* Dataset extract:
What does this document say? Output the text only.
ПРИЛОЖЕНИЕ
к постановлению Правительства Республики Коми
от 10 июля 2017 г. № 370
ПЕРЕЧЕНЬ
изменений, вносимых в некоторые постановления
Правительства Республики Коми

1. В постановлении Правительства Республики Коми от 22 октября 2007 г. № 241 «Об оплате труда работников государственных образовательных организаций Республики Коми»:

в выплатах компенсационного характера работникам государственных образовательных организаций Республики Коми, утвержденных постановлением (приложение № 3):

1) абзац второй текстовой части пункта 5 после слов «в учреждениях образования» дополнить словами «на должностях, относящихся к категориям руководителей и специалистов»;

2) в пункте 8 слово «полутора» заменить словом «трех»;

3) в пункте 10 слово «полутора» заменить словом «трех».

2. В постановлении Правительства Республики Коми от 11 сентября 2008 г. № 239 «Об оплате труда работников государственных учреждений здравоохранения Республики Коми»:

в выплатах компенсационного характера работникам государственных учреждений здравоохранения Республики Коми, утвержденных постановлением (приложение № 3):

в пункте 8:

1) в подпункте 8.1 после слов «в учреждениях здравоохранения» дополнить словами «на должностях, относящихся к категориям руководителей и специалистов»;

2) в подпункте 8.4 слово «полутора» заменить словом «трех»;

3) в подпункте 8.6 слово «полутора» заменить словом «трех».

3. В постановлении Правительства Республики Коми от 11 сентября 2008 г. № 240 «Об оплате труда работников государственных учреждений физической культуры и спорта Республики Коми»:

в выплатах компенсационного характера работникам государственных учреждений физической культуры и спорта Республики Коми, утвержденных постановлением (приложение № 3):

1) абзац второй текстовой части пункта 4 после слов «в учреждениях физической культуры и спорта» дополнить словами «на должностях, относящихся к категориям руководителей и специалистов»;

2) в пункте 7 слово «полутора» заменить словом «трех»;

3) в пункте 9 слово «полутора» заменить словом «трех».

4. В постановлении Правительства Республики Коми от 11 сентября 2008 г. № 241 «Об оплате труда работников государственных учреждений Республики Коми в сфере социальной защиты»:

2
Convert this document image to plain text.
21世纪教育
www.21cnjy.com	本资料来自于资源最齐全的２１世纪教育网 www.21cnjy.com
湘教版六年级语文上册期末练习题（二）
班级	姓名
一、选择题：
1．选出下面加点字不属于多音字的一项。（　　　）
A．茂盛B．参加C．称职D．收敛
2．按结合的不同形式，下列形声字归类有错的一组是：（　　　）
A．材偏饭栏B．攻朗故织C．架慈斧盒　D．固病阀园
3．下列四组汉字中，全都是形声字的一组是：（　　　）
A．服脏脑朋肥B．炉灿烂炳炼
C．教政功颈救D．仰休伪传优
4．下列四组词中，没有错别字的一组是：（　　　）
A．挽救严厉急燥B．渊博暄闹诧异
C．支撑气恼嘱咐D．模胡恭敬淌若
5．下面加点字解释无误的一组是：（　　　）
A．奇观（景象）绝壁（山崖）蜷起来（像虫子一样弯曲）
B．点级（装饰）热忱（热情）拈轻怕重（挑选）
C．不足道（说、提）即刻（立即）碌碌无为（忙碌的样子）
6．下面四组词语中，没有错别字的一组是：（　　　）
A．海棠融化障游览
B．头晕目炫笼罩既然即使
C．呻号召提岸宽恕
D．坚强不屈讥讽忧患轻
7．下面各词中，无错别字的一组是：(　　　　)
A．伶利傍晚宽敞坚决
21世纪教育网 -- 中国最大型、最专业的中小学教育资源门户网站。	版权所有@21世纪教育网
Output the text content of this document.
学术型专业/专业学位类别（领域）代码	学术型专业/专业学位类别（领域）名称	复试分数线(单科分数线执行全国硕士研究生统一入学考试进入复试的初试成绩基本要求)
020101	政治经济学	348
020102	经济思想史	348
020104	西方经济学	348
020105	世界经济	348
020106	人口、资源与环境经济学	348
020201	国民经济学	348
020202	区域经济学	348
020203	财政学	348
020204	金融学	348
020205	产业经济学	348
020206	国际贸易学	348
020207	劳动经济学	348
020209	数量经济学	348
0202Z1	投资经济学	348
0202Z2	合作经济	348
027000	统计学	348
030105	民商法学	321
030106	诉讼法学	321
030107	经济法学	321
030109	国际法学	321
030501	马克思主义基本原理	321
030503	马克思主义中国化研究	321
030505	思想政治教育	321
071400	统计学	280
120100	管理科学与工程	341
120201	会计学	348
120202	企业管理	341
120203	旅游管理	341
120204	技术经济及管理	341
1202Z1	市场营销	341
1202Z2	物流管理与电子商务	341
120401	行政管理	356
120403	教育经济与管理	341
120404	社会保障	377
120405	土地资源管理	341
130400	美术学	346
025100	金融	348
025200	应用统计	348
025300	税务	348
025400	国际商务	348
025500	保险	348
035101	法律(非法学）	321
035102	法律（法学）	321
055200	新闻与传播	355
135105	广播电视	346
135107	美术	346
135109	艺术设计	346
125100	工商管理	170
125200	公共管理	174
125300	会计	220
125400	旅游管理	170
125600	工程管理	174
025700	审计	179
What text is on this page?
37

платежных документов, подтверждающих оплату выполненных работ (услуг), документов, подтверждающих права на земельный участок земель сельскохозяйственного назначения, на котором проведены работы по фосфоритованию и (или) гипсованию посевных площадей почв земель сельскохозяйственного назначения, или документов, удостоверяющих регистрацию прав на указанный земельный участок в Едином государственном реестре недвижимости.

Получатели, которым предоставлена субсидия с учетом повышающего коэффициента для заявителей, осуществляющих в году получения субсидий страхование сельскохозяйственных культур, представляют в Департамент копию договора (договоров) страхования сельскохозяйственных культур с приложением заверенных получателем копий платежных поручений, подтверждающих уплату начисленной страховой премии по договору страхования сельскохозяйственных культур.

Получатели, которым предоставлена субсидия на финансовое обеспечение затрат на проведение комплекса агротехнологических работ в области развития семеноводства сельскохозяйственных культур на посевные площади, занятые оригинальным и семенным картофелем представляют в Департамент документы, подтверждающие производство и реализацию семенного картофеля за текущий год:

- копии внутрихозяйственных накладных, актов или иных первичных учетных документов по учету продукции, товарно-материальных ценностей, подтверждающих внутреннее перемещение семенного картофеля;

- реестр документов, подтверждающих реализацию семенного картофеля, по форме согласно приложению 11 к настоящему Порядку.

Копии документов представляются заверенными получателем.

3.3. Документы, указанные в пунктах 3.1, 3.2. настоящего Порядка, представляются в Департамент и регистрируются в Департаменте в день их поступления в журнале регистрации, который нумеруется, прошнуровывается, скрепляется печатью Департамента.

* Stated goal: Return each line in the records that holds the string "text".

* Task result:
What does this document say? Output the text only.
Convert this document image to plain text.
Output the text content of this document.
What text is on this page?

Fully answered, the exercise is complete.